Recorded information =>
● ● ● ● ●

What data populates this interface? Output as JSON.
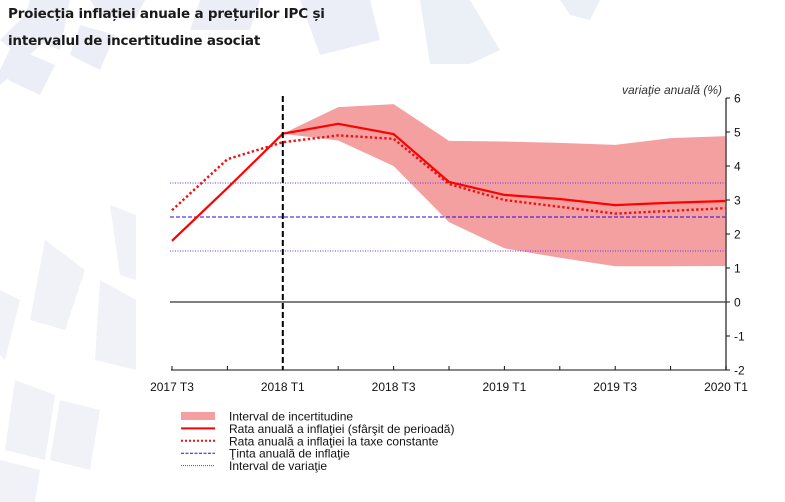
{
  "title": {
    "line1": "Proiecția inflației anuale a prețurilor IPC și",
    "line2": "intervalul de incertitudine asociat"
  },
  "colors": {
    "band": "#f4a0a0",
    "solid_line": "#ff0000",
    "dotted_line": "#ee1111",
    "target_line": "#3300ee",
    "variation_line": "#6633ee",
    "zero_line": "#808080",
    "axis": "#111111",
    "vline": "#000000"
  },
  "chart_data": {
    "type": "line",
    "title": "Proiecția inflației anuale a prețurilor IPC și intervalul de incertitudine asociat",
    "ylabel": "variaţie anuală (%)",
    "xlabel": "",
    "ylim": [
      -2,
      6
    ],
    "yticks": [
      6,
      5,
      4,
      3,
      2,
      1,
      0,
      -1,
      -2
    ],
    "x": [
      "2017 T3",
      "2017 T4",
      "2018 T1",
      "2018 T2",
      "2018 T3",
      "2018 T4",
      "2019 T1",
      "2019 T2",
      "2019 T3",
      "2019 T4",
      "2020 T1"
    ],
    "xtick_labels": [
      "2017 T3",
      "2018 T1",
      "2018 T3",
      "2019 T1",
      "2019 T3",
      "2020 T1"
    ],
    "xtick_label_indices": [
      0,
      2,
      4,
      6,
      8,
      10
    ],
    "projection_start": "2018 T1",
    "grid": false,
    "legend_position": "bottom-left",
    "band": {
      "name": "Interval de incertitudine",
      "start_index": 2,
      "upper": [
        4.95,
        5.73,
        5.82,
        4.74,
        4.72,
        4.68,
        4.62,
        4.82,
        4.88
      ],
      "lower": [
        4.95,
        4.75,
        4.0,
        2.35,
        1.58,
        1.3,
        1.05,
        1.05,
        1.06
      ]
    },
    "series": [
      {
        "name": "Rata anuală a inflaţiei (sfârşit de perioadă)",
        "style": "solid",
        "values": [
          1.8,
          3.35,
          4.95,
          5.24,
          4.94,
          3.53,
          3.15,
          3.03,
          2.85,
          2.92,
          2.97
        ]
      },
      {
        "name": "Rata anuală a inflaţiei la taxe constante",
        "style": "dotted",
        "values": [
          2.7,
          4.2,
          4.7,
          4.9,
          4.8,
          3.47,
          3.0,
          2.8,
          2.6,
          2.68,
          2.76
        ]
      }
    ],
    "reference_lines": [
      {
        "name": "Ţinta anuală de inflaţie",
        "style": "dashed",
        "value": 2.5
      },
      {
        "name": "Interval de variaţie",
        "style": "dotted",
        "value": 3.5
      },
      {
        "name": "Interval de variaţie",
        "style": "dotted",
        "value": 1.5
      }
    ],
    "zero_line": 0
  },
  "legend": [
    {
      "key": "band",
      "label": "Interval de incertitudine"
    },
    {
      "key": "solid",
      "label": "Rata anuală a inflaţiei (sfârşit de perioadă)"
    },
    {
      "key": "dotted",
      "label": "Rata anuală a inflaţiei la taxe constante"
    },
    {
      "key": "target",
      "label": "Ţinta anuală de inflaţie"
    },
    {
      "key": "variation",
      "label": "Interval de variaţie"
    }
  ]
}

● ● ● ● ●

All the records need to be repeated exactly, with the images dropped.

What data populates this interface? Output as JSON.
{
  "title": {
    "line1": "Proiecția inflației anuale a prețurilor IPC și",
    "line2": "intervalul de incertitudine asociat"
  },
  "colors": {
    "band": "#f4a0a0",
    "solid_line": "#ff0000",
    "dotted_line": "#ee1111",
    "target_line": "#3300ee",
    "variation_line": "#6633ee",
    "zero_line": "#808080",
    "axis": "#111111",
    "vline": "#000000"
  },
  "chart_data": {
    "type": "line",
    "title": "Proiecția inflației anuale a prețurilor IPC și intervalul de incertitudine asociat",
    "ylabel": "variaţie anuală (%)",
    "xlabel": "",
    "ylim": [
      -2,
      6
    ],
    "yticks": [
      6,
      5,
      4,
      3,
      2,
      1,
      0,
      -1,
      -2
    ],
    "x": [
      "2017 T3",
      "2017 T4",
      "2018 T1",
      "2018 T2",
      "2018 T3",
      "2018 T4",
      "2019 T1",
      "2019 T2",
      "2019 T3",
      "2019 T4",
      "2020 T1"
    ],
    "xtick_labels": [
      "2017 T3",
      "2018 T1",
      "2018 T3",
      "2019 T1",
      "2019 T3",
      "2020 T1"
    ],
    "xtick_label_indices": [
      0,
      2,
      4,
      6,
      8,
      10
    ],
    "projection_start": "2018 T1",
    "grid": false,
    "legend_position": "bottom-left",
    "band": {
      "name": "Interval de incertitudine",
      "start_index": 2,
      "upper": [
        4.95,
        5.73,
        5.82,
        4.74,
        4.72,
        4.68,
        4.62,
        4.82,
        4.88
      ],
      "lower": [
        4.95,
        4.75,
        4.0,
        2.35,
        1.58,
        1.3,
        1.05,
        1.05,
        1.06
      ]
    },
    "series": [
      {
        "name": "Rata anuală a inflaţiei (sfârşit de perioadă)",
        "style": "solid",
        "values": [
          1.8,
          3.35,
          4.95,
          5.24,
          4.94,
          3.53,
          3.15,
          3.03,
          2.85,
          2.92,
          2.97
        ]
      },
      {
        "name": "Rata anuală a inflaţiei la taxe constante",
        "style": "dotted",
        "values": [
          2.7,
          4.2,
          4.7,
          4.9,
          4.8,
          3.47,
          3.0,
          2.8,
          2.6,
          2.68,
          2.76
        ]
      }
    ],
    "reference_lines": [
      {
        "name": "Ţinta anuală de inflaţie",
        "style": "dashed",
        "value": 2.5
      },
      {
        "name": "Interval de variaţie",
        "style": "dotted",
        "value": 3.5
      },
      {
        "name": "Interval de variaţie",
        "style": "dotted",
        "value": 1.5
      }
    ],
    "zero_line": 0
  },
  "legend": [
    {
      "key": "band",
      "label": "Interval de incertitudine"
    },
    {
      "key": "solid",
      "label": "Rata anuală a inflaţiei (sfârşit de perioadă)"
    },
    {
      "key": "dotted",
      "label": "Rata anuală a inflaţiei la taxe constante"
    },
    {
      "key": "target",
      "label": "Ţinta anuală de inflaţie"
    },
    {
      "key": "variation",
      "label": "Interval de variaţie"
    }
  ]
}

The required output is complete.